TASK INSTRUCTIONS
Draw out every line with the word "panel" from the listing below.

WORKING DATA
- - - -

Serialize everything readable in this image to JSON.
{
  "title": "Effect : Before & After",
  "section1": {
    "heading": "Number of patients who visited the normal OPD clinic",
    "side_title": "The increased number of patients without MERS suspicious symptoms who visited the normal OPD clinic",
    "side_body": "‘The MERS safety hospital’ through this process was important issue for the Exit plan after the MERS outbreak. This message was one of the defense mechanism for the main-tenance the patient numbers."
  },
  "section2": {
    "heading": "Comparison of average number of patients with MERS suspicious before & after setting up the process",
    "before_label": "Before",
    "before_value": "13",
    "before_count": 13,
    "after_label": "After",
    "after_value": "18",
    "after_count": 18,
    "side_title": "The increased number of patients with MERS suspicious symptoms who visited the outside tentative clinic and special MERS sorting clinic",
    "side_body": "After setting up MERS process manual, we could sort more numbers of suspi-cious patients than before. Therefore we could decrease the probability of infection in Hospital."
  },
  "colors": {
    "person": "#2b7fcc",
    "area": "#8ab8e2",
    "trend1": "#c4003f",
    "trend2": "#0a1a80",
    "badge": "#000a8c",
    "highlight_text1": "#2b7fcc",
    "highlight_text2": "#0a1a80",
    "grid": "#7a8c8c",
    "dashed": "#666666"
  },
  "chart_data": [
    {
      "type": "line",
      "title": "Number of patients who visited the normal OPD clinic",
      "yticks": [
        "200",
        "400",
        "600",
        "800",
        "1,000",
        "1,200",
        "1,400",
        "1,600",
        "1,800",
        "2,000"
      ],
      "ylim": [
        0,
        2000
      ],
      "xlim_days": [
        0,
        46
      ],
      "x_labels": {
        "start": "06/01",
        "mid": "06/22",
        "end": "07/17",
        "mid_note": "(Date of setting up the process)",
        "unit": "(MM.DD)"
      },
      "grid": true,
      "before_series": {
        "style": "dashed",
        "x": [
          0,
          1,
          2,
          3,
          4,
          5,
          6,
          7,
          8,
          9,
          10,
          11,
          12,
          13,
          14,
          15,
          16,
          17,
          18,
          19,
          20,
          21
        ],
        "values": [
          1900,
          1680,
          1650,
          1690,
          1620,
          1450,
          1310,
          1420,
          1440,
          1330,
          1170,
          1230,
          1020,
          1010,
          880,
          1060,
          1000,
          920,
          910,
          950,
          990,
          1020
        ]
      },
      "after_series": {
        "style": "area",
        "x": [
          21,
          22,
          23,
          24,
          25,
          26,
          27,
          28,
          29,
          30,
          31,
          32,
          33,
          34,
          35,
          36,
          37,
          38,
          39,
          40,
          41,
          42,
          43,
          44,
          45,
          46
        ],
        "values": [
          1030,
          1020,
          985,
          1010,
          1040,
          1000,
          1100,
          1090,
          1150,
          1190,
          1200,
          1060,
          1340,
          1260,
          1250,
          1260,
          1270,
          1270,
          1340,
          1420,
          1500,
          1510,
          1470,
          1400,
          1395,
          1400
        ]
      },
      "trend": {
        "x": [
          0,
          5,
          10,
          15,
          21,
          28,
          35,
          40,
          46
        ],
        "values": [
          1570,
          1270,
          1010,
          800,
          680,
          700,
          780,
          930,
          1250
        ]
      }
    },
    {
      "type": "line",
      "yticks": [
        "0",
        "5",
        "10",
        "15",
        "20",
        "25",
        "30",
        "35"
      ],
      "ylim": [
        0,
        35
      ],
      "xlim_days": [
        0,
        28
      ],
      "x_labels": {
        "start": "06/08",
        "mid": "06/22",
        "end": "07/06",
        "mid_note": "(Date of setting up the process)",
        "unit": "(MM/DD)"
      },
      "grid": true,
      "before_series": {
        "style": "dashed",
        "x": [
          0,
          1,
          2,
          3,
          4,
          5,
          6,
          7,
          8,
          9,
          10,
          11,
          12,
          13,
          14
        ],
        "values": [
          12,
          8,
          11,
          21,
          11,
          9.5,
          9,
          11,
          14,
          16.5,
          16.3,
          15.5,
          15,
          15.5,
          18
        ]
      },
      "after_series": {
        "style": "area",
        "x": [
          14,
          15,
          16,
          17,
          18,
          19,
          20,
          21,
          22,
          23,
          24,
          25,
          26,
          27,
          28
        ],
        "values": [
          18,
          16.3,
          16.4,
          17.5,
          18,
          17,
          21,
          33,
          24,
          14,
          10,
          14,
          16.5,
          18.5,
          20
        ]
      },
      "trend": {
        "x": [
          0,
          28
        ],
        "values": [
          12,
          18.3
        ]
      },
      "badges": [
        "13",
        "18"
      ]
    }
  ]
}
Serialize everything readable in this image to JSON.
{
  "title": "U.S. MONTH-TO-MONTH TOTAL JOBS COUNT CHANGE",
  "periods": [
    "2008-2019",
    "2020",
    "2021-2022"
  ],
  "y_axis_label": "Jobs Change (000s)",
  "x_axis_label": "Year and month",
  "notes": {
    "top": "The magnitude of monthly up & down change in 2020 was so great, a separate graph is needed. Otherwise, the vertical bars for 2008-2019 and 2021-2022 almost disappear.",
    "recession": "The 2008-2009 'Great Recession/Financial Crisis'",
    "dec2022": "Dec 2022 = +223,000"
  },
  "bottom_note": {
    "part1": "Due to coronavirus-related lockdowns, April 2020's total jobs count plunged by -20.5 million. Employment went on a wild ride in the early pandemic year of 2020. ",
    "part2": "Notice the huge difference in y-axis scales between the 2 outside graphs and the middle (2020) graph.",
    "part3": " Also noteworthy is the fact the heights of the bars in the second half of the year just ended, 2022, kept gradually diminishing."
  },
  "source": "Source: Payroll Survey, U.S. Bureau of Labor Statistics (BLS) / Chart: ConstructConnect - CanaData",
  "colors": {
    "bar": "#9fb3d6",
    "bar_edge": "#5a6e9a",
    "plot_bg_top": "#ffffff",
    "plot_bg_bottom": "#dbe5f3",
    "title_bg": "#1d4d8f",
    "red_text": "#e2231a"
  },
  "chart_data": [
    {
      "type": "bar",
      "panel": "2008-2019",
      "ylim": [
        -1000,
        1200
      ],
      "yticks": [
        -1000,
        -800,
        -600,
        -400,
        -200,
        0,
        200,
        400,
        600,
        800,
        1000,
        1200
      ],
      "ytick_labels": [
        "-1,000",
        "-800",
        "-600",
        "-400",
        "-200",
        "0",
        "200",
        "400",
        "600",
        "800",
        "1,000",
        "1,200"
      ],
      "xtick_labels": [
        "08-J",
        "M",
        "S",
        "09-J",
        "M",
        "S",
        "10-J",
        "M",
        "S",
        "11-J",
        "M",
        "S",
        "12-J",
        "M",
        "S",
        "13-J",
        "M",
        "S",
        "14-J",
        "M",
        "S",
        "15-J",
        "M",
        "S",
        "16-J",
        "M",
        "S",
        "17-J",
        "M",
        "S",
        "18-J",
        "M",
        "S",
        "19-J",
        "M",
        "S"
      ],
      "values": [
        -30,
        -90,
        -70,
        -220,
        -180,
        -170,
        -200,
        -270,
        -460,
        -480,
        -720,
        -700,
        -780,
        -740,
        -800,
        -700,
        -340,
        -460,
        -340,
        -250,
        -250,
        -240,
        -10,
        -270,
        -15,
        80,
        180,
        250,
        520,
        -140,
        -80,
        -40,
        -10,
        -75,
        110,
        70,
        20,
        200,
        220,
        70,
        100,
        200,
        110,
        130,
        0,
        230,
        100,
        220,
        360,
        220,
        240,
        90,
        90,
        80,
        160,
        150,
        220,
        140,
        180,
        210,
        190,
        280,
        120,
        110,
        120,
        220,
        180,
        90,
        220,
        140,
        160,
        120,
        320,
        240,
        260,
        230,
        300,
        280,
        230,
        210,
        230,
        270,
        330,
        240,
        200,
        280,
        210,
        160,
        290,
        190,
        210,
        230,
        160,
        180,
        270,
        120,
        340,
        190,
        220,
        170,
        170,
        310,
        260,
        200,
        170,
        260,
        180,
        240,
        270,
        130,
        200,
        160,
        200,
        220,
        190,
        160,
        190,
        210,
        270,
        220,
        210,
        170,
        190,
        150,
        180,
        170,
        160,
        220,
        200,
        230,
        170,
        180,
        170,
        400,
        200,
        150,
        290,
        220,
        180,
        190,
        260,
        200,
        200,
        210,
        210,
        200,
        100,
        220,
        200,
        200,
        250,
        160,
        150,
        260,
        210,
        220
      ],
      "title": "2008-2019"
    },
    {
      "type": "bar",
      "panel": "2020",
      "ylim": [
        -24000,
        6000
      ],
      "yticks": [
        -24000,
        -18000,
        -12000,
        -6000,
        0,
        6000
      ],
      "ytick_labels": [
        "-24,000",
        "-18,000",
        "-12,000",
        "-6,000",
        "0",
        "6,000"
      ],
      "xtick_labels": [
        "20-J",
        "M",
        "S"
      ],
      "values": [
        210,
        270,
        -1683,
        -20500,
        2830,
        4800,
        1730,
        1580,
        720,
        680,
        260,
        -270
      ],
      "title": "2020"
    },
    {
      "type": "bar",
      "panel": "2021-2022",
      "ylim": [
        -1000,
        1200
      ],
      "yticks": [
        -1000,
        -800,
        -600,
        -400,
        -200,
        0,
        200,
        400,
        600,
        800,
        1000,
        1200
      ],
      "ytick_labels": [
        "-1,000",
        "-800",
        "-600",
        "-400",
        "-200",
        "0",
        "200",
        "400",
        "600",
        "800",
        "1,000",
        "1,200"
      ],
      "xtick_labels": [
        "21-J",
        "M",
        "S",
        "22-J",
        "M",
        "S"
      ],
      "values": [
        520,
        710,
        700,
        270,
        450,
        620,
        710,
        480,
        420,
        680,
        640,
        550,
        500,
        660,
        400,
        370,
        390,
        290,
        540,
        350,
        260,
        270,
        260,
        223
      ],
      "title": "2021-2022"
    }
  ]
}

- - - -

ANSWER BELOW
      "panel": "2008-2019",
      "panel": "2020",
      "panel": "2021-2022",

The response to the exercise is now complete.